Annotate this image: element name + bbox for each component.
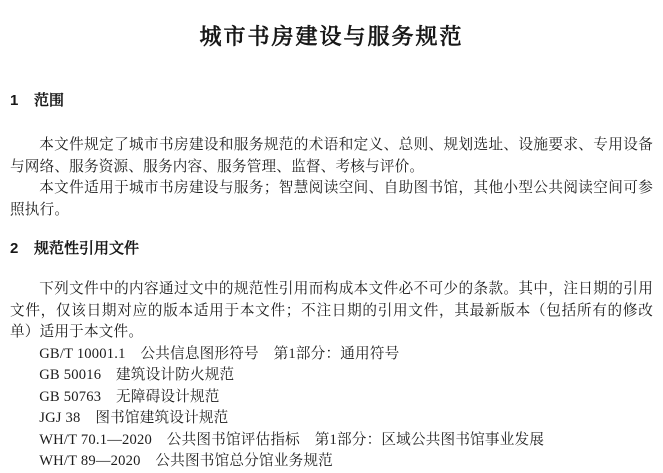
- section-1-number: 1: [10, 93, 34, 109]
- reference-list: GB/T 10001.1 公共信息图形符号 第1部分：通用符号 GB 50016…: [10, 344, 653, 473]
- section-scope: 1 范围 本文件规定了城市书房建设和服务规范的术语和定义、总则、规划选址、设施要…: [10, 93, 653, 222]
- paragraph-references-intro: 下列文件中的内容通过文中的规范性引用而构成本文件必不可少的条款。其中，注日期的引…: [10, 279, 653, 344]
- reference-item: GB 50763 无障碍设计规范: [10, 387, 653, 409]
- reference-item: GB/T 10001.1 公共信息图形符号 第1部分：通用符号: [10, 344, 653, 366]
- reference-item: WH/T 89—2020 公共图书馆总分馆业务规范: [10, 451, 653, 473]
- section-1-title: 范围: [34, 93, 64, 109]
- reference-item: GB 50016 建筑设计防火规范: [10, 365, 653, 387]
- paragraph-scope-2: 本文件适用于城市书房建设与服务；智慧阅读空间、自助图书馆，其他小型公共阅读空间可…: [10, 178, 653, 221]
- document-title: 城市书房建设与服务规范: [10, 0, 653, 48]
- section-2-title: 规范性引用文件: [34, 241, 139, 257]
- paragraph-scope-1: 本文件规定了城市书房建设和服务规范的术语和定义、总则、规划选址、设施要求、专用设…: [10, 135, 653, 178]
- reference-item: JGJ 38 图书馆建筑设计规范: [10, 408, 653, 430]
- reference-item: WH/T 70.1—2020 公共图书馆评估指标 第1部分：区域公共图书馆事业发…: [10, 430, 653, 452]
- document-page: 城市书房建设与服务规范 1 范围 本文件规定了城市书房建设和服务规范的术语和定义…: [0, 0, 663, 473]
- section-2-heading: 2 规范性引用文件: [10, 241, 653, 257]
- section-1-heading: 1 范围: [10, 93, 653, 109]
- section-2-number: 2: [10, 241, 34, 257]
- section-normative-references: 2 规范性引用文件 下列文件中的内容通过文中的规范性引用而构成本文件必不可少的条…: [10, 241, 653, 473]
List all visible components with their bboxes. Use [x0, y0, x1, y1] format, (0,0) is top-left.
------
__Short exercise__:
Select each line in the items above that contains the string "规范性引用文件". Case counts.

__Result below__:
- section-2-title: 规范性引用文件: [34, 241, 139, 257]
- section-2-heading: 2 规范性引用文件: [10, 241, 653, 257]
- section-normative-references: 2 规范性引用文件 下列文件中的内容通过文中的规范性引用而构成本文件必不可少的条…: [10, 241, 653, 473]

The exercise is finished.